PROMPT:
Examine the entries and show every line in which the word "verified" is found.

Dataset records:
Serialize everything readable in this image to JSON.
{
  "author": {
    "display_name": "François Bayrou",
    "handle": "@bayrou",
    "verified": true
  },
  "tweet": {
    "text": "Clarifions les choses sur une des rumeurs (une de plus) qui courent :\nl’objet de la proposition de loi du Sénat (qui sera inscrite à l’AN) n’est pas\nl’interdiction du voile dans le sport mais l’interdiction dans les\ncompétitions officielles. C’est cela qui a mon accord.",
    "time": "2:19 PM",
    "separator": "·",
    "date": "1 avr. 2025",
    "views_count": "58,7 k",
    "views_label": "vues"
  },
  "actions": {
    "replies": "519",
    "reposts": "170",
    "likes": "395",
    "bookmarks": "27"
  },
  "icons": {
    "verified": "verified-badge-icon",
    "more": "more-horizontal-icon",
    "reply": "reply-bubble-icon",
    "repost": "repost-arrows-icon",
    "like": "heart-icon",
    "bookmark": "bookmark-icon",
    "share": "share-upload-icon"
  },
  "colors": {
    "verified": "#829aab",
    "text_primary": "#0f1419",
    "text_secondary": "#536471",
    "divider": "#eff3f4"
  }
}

OUTPUT OF THE TASK:
    "verified": true
    "verified": "verified-badge-icon",
    "verified": "#829aab",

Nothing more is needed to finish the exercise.